SHORT EXERCISE: In the source text, which nodes should migration target when it is part of the upgrade process?

— begin SOURCE TEXT —

For the VM migration cases, the migration performance is the critical parameter (primarily, as measured in terms of the outage period that is caused by the live migration process, and secondarily as a degradation of performance during the migration process e.g. due to memory copy overhead), and should be tested and improved over time. If migration is used as part of upgrade process, then migration should targeting already upgraded nodes to avoid the need of double migration (and associated additional downtime).
In addition to downtime metrics, the service continuity is critical - it is not acceptable to lose any of the running system configuration or other persistent state information (typically stored in the associated databases) for any of the critical or major services due to upgrade process.
During the update/upgrade campaign, it is normal that at least some of the associated upgrade targets are in different SW version states. While it may be feasible strategy in some cases (e.g. for controllers) to have two parallel versions (either in full redundancy configuration, or new service instance as additional entity) running in parallel for some services such as controllers, it is not feasible strategy for the nodes themselves. This may impose additional version compatibility in system internal interfaces (vs. API level version compatibility which is directly visible to the users). Upgrade campaign strategy needs to consider the associated version dependencies and take the dependency related ordering constraints in the account of the upgrade strategy design. Since the primary objective of this document is to distribute the update/upgrade development and/or testing to individual DFGs, they should also identify such compatibility requirements and work with upgrade DFG and/or associated dependency DFGs to design appropriate upgrade strategy.
Container Upgrades
The upgrade process for containers must meet the same requirements as outlined above. The upgrade from non-Kubernetes to Kubernetes-enabled OpenStack services is TBD.
NFV Enhanced HA Architecture
Addressing Single Point of Failure
A common goal in the design of highly available systems is the removal of single points of failure. Single points of failure can be either hardware or software components and care must be taken to ensure that each component is redundant or has some means of recovery. Emphasis is often placed on the protection of server hardware but the the network infrastructure by virtue of its connectivity plays a much larger role in the availability / reliability of a system.

— end SOURCE TEXT —
— begin DATASET EXTRACT —

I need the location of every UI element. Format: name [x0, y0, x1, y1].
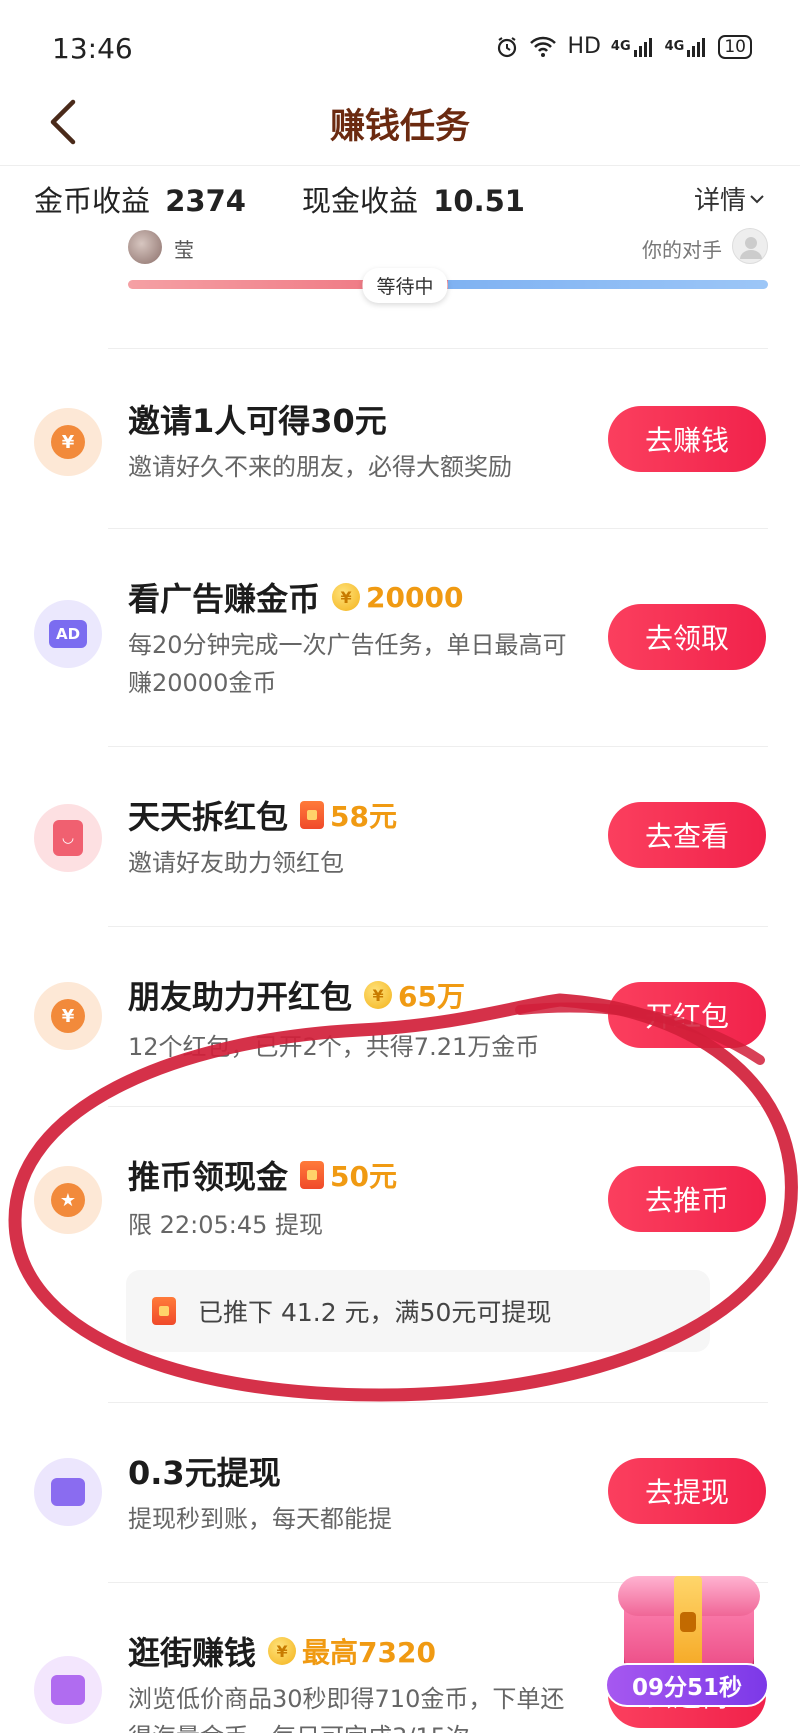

— end DATASET EXTRACT —

SOLUTION: Nodes that have already been upgraded, so that double migration and the extra downtime it brings are avoided.